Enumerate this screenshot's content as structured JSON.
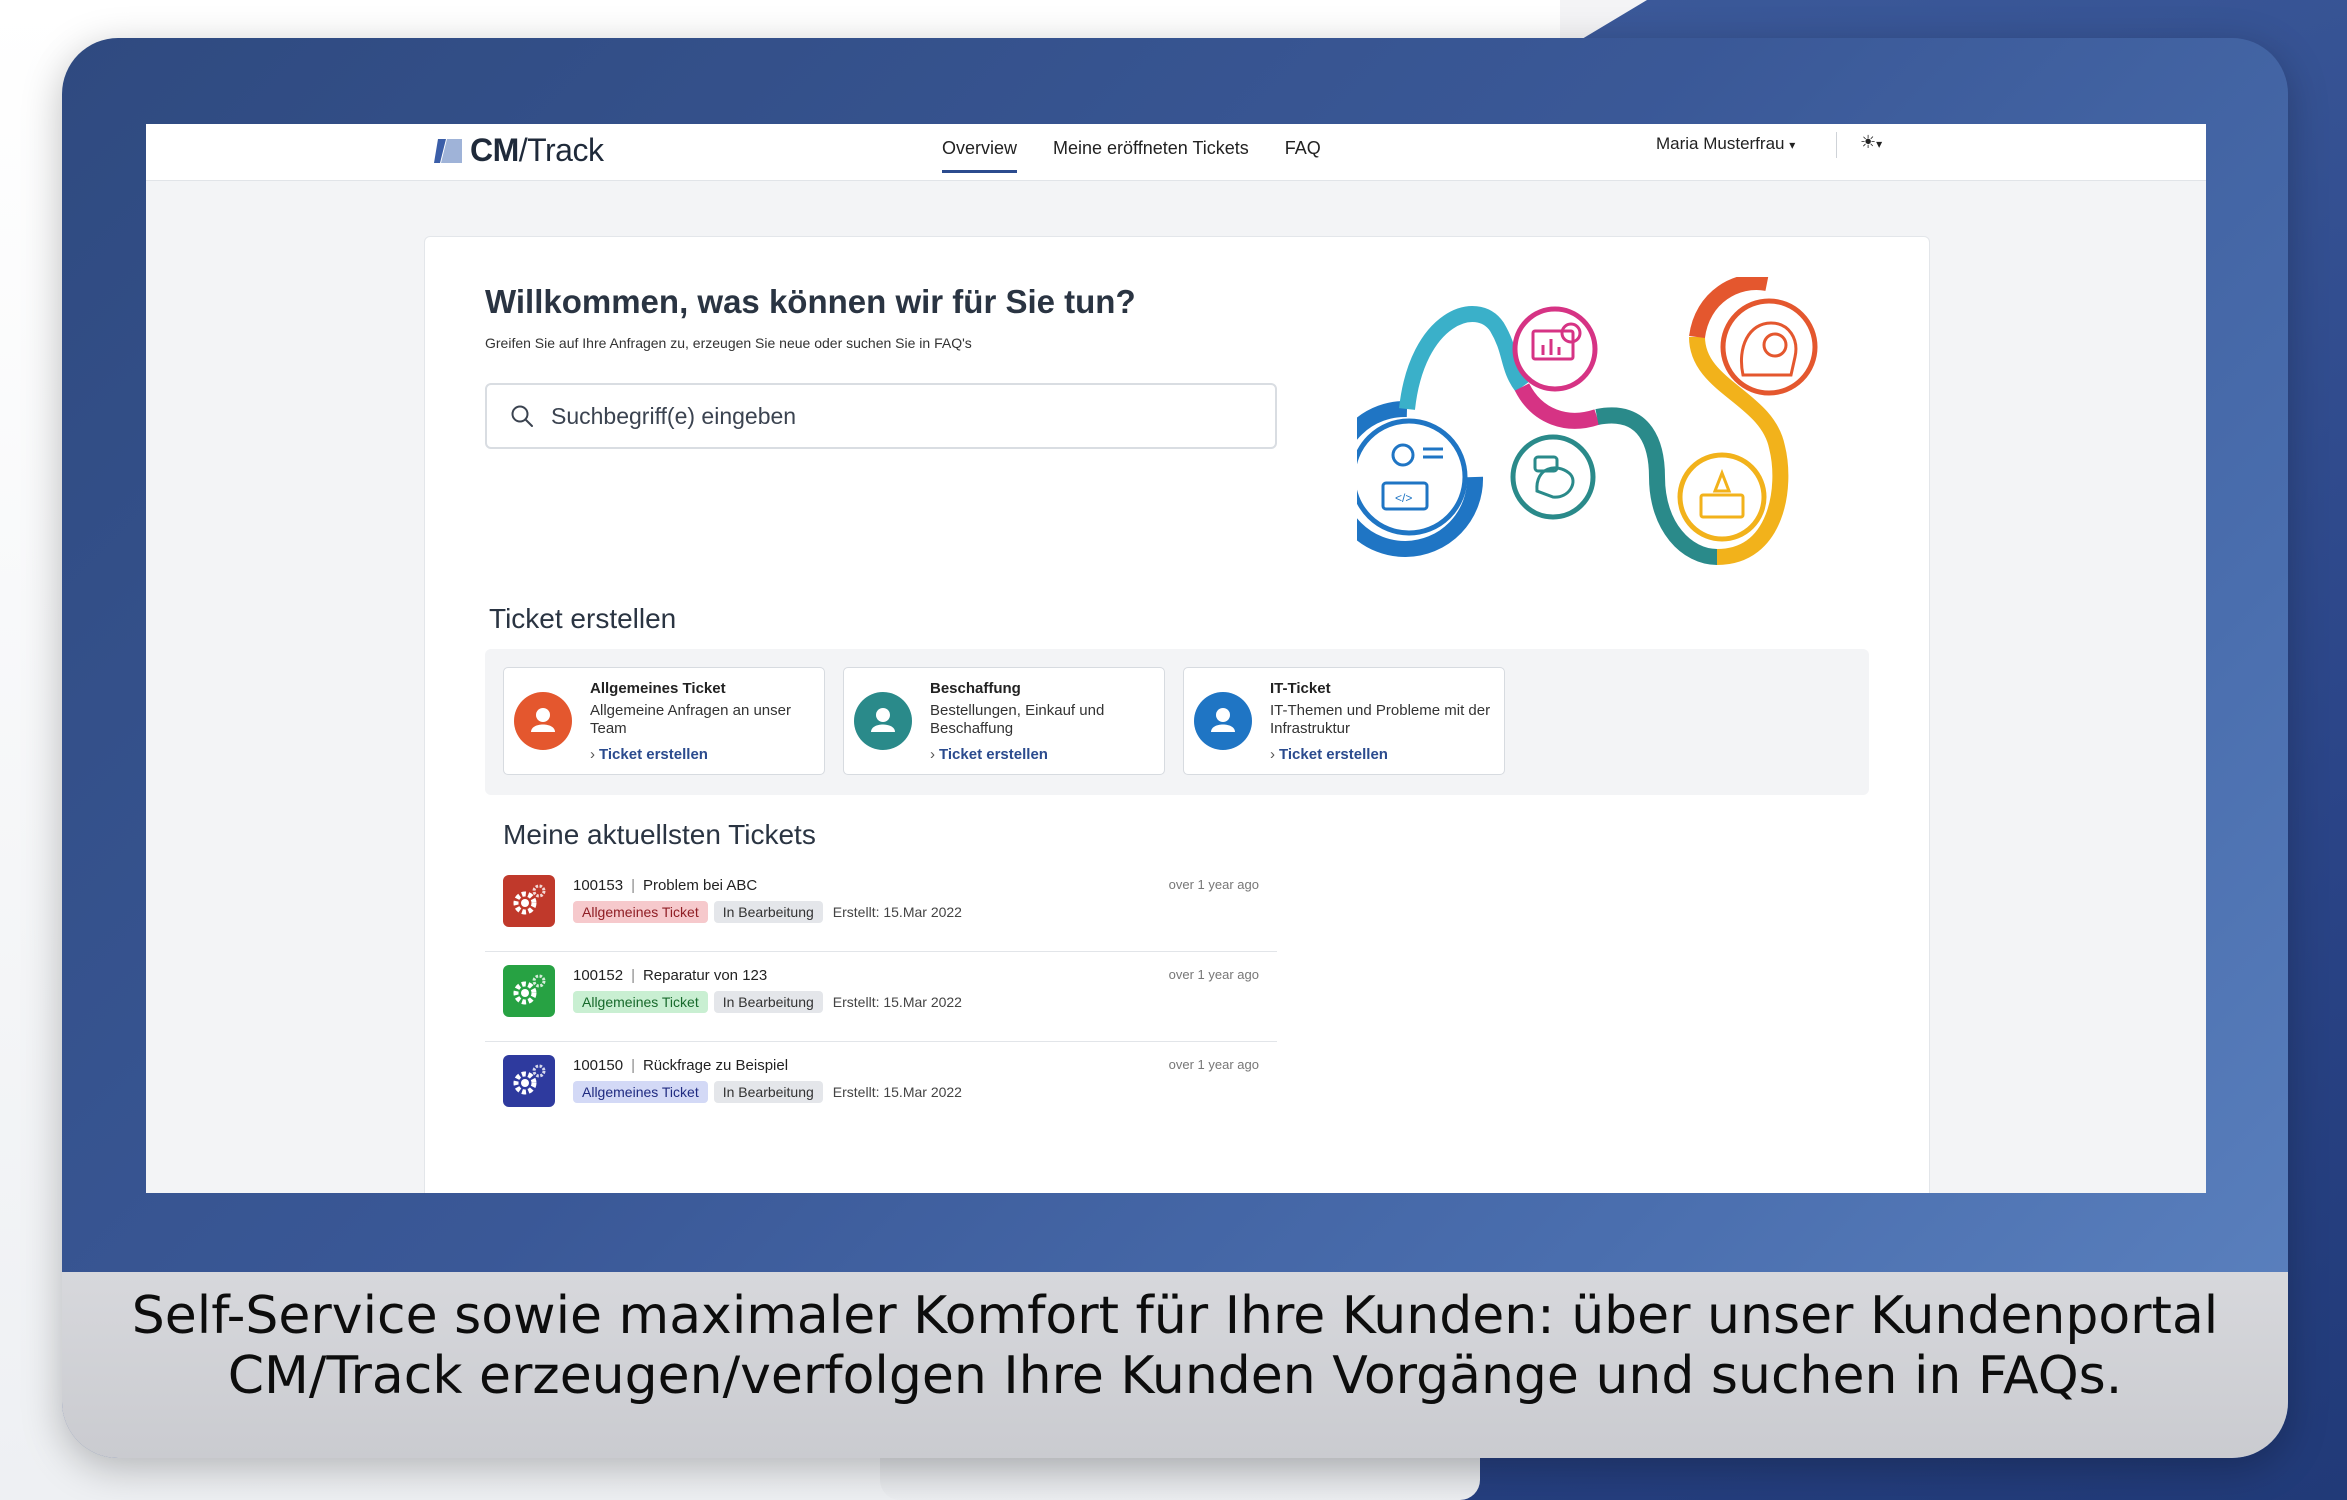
{
  "app": {
    "logo_bold": "CM",
    "logo_rest": "/Track"
  },
  "nav": {
    "items": [
      "Overview",
      "Meine eröffneten Tickets",
      "FAQ"
    ],
    "active": "Overview",
    "user": "Maria Musterfrau",
    "theme_icon": "sun-icon"
  },
  "welcome": {
    "title": "Willkommen, was können wir für Sie tun?",
    "subtitle": "Greifen Sie auf Ihre Anfragen zu, erzeugen Sie neue oder suchen Sie in FAQ's",
    "search_placeholder": "Suchbegriff(e) eingeben"
  },
  "create": {
    "heading": "Ticket erstellen",
    "cards": [
      {
        "title": "Allgemeines Ticket",
        "desc": "Allgemeine Anfragen an unser Team",
        "link": "Ticket erstellen",
        "color": "#e4572e"
      },
      {
        "title": "Beschaffung",
        "desc": "Bestellungen, Einkauf und Beschaffung",
        "link": "Ticket erstellen",
        "color": "#2a8a8a"
      },
      {
        "title": "IT-Ticket",
        "desc": "IT-Themen und Probleme mit der Infrastruktur",
        "link": "Ticket erstellen",
        "color": "#1f75c4"
      }
    ]
  },
  "recent": {
    "heading": "Meine aktuellsten Tickets",
    "tickets": [
      {
        "id": "100153",
        "subject": "Problem bei ABC",
        "type": "Allgemeines Ticket",
        "status": "In Bearbeitung",
        "created": "Erstellt: 15.Mar 2022",
        "time": "over 1 year ago",
        "icon_color": "#c0392b",
        "badge_bg": "#f6c9cc",
        "badge_fg": "#8f1d24"
      },
      {
        "id": "100152",
        "subject": "Reparatur von 123",
        "type": "Allgemeines Ticket",
        "status": "In Bearbeitung",
        "created": "Erstellt: 15.Mar 2022",
        "time": "over 1 year ago",
        "icon_color": "#27a243",
        "badge_bg": "#c9efd2",
        "badge_fg": "#17692b"
      },
      {
        "id": "100150",
        "subject": "Rückfrage zu Beispiel",
        "type": "Allgemeines Ticket",
        "status": "In Bearbeitung",
        "created": "Erstellt: 15.Mar 2022",
        "time": "over 1 year ago",
        "icon_color": "#2e3a9e",
        "badge_bg": "#d3d9f6",
        "badge_fg": "#1f2a80"
      }
    ]
  },
  "caption": {
    "line1": "Self-Service sowie maximaler Komfort für Ihre Kunden: über unser Kundenportal",
    "line2": "CM/Track erzeugen/verfolgen Ihre Kunden Vorgänge und suchen in FAQs."
  },
  "colors": {
    "accent": "#2b4b8e",
    "frame": "#3a5897"
  }
}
· · · · · · ·
Report each line in the preceding entries that holds the string "heading".

Written solution:
    "heading": "Ticket erstellen",
    "heading": "Meine aktuellsten Tickets",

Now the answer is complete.